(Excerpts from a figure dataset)
+++

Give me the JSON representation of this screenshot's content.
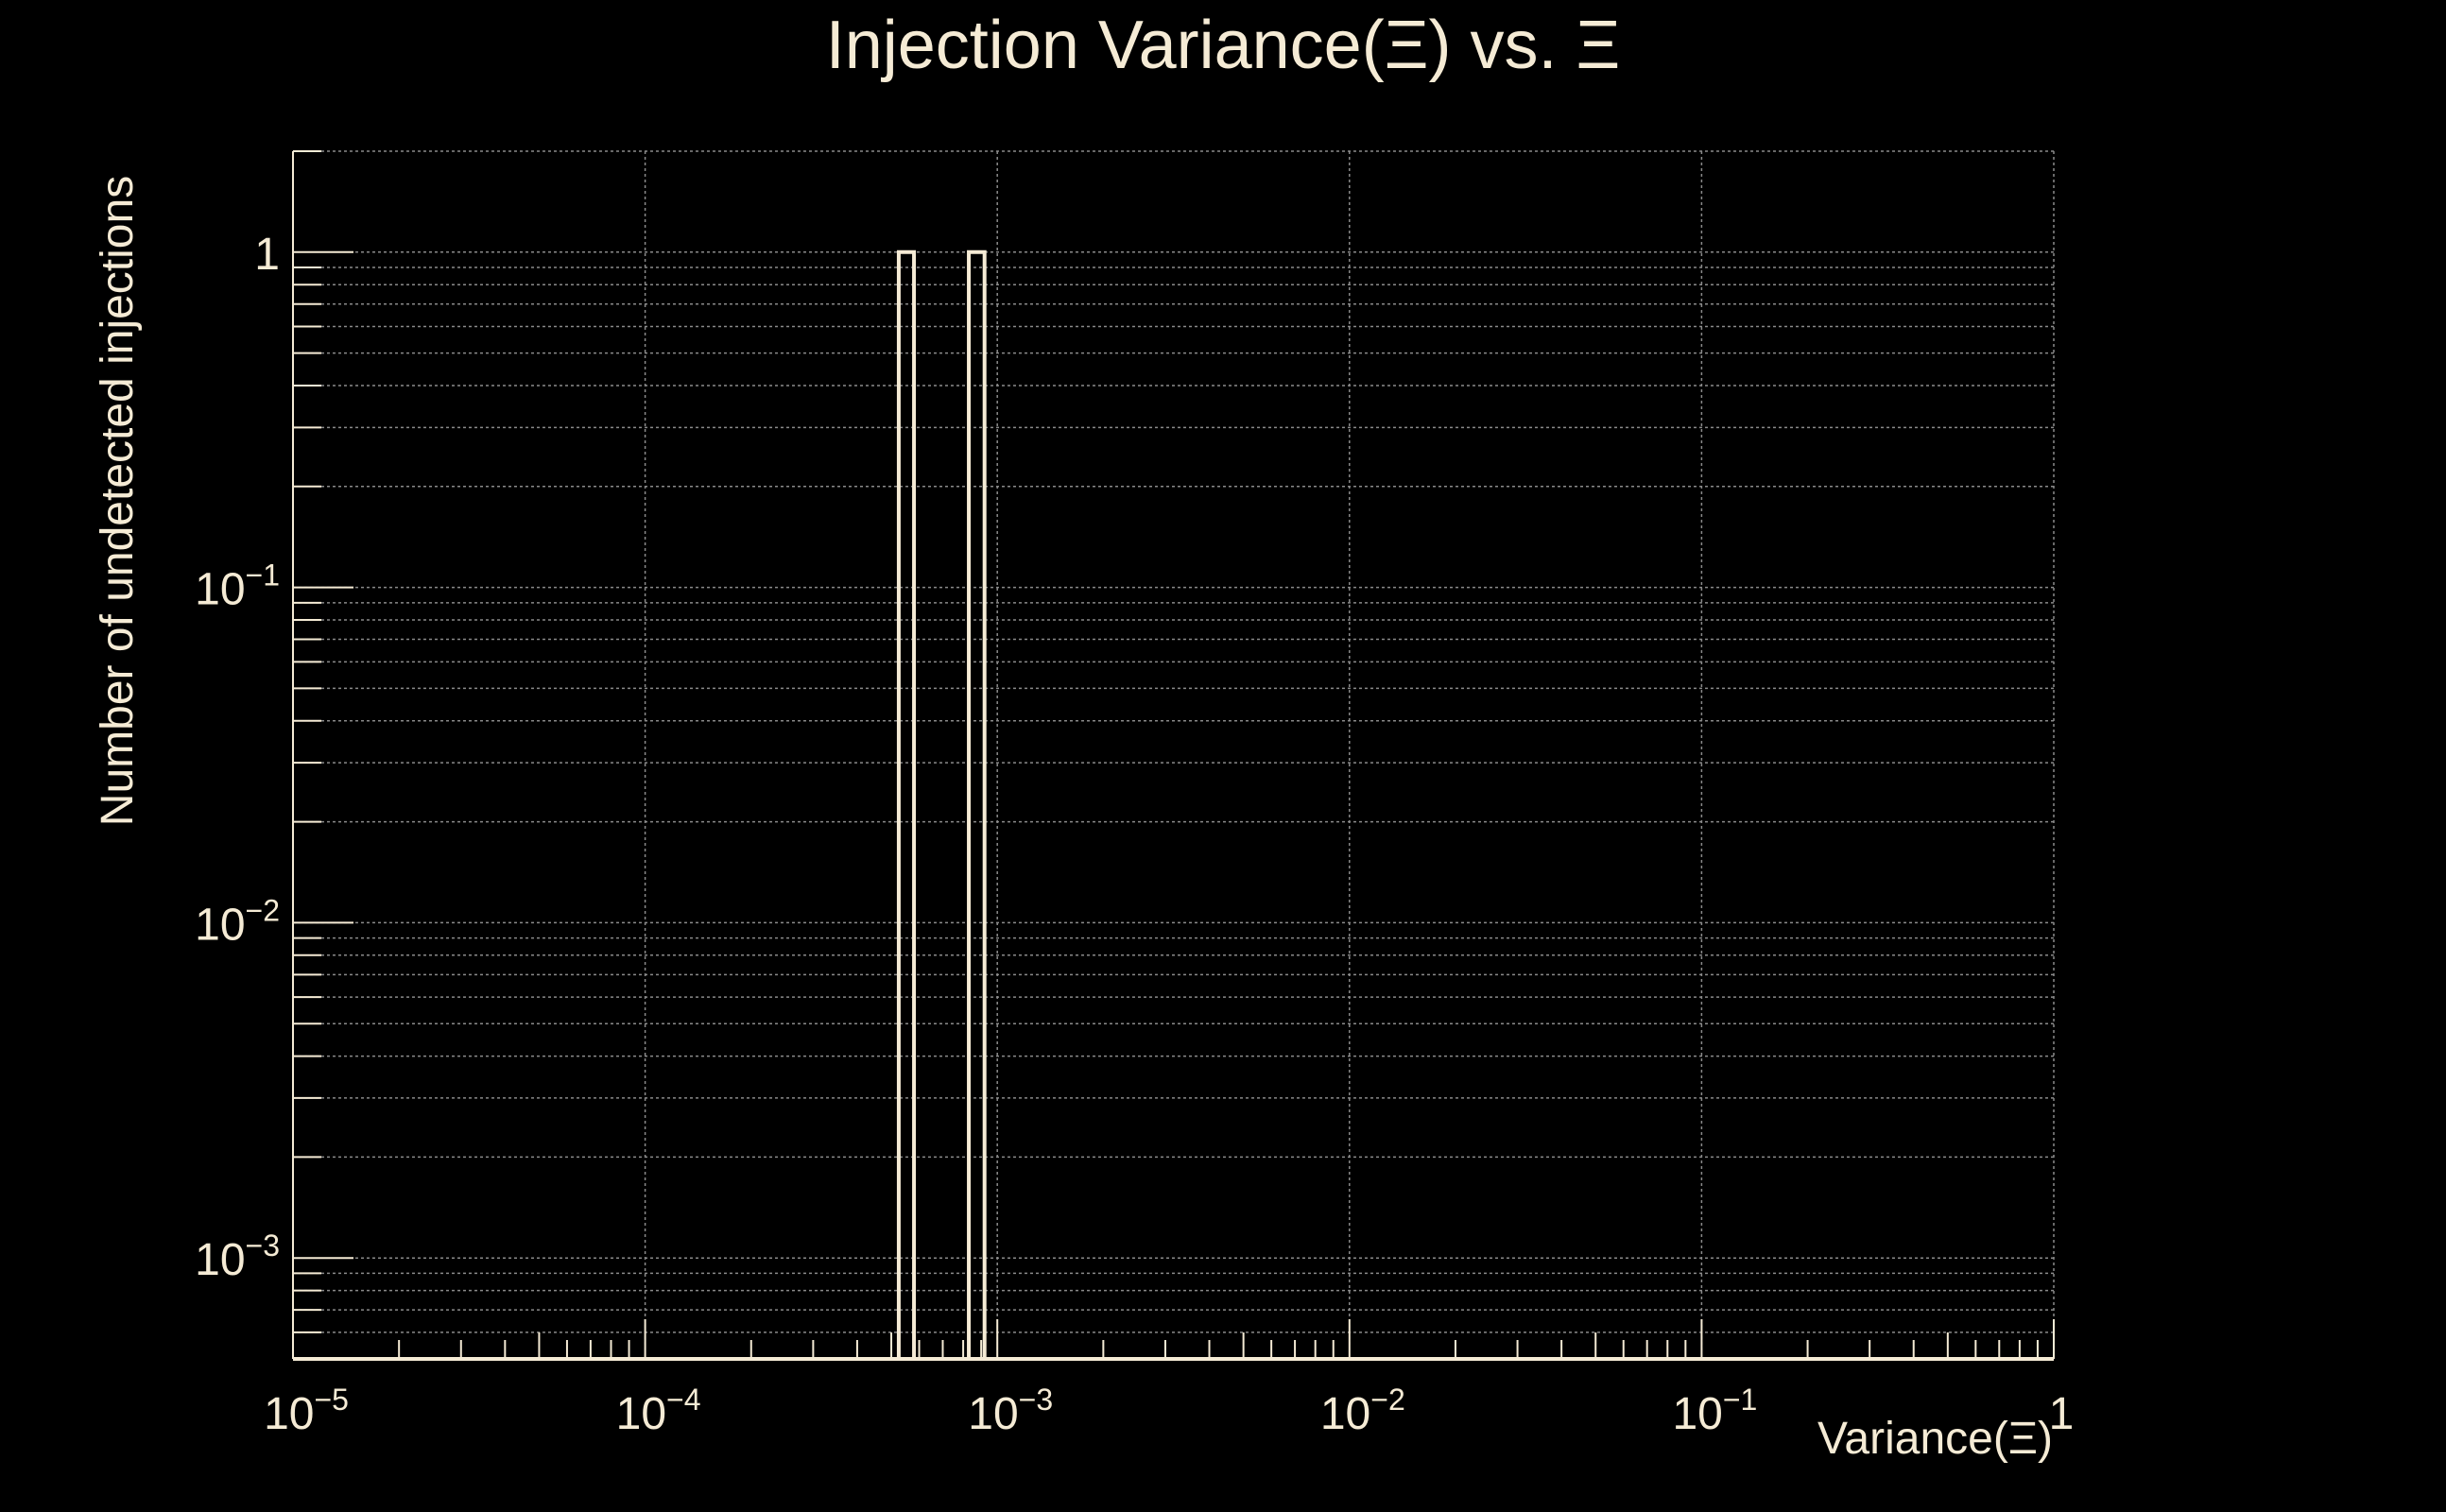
{
  "chart_data": {
    "type": "bar",
    "title": "Injection Variance(Ξ) vs. Ξ",
    "xlabel": "Variance(Ξ)",
    "ylabel": "Number of undetected injections",
    "x_scale": "log",
    "y_scale": "log",
    "xlim": [
      1e-05,
      1
    ],
    "ylim": [
      0.0005,
      2
    ],
    "grid": true,
    "x_ticks": [
      {
        "value": 1e-05,
        "base": "10",
        "exp": "−5"
      },
      {
        "value": 0.0001,
        "base": "10",
        "exp": "−4"
      },
      {
        "value": 0.001,
        "base": "10",
        "exp": "−3"
      },
      {
        "value": 0.01,
        "base": "10",
        "exp": "−2"
      },
      {
        "value": 0.1,
        "base": "10",
        "exp": "−1"
      },
      {
        "value": 1,
        "base": "1",
        "exp": ""
      }
    ],
    "y_ticks": [
      {
        "value": 0.001,
        "base": "10",
        "exp": "−3"
      },
      {
        "value": 0.01,
        "base": "10",
        "exp": "−2"
      },
      {
        "value": 0.1,
        "base": "10",
        "exp": "−1"
      },
      {
        "value": 1,
        "base": "1",
        "exp": ""
      }
    ],
    "bins": [
      {
        "x_low": 0.000525,
        "x_high": 0.00058,
        "value": 1
      },
      {
        "x_low": 0.00083,
        "x_high": 0.00092,
        "value": 1
      }
    ]
  },
  "colors": {
    "background": "#000000",
    "foreground": "#f5ebd5",
    "grid": "#8a8a8a"
  }
}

+++

Go through the listing above and write it out again exactly, dropping the pictures.

Give me the JSON representation of this screenshot's content.
{
  "chart_data": {
    "type": "bar",
    "title": "Injection Variance(Ξ) vs. Ξ",
    "xlabel": "Variance(Ξ)",
    "ylabel": "Number of undetected injections",
    "x_scale": "log",
    "y_scale": "log",
    "xlim": [
      1e-05,
      1
    ],
    "ylim": [
      0.0005,
      2
    ],
    "grid": true,
    "x_ticks": [
      {
        "value": 1e-05,
        "base": "10",
        "exp": "−5"
      },
      {
        "value": 0.0001,
        "base": "10",
        "exp": "−4"
      },
      {
        "value": 0.001,
        "base": "10",
        "exp": "−3"
      },
      {
        "value": 0.01,
        "base": "10",
        "exp": "−2"
      },
      {
        "value": 0.1,
        "base": "10",
        "exp": "−1"
      },
      {
        "value": 1,
        "base": "1",
        "exp": ""
      }
    ],
    "y_ticks": [
      {
        "value": 0.001,
        "base": "10",
        "exp": "−3"
      },
      {
        "value": 0.01,
        "base": "10",
        "exp": "−2"
      },
      {
        "value": 0.1,
        "base": "10",
        "exp": "−1"
      },
      {
        "value": 1,
        "base": "1",
        "exp": ""
      }
    ],
    "bins": [
      {
        "x_low": 0.000525,
        "x_high": 0.00058,
        "value": 1
      },
      {
        "x_low": 0.00083,
        "x_high": 0.00092,
        "value": 1
      }
    ]
  },
  "colors": {
    "background": "#000000",
    "foreground": "#f5ebd5",
    "grid": "#8a8a8a"
  }
}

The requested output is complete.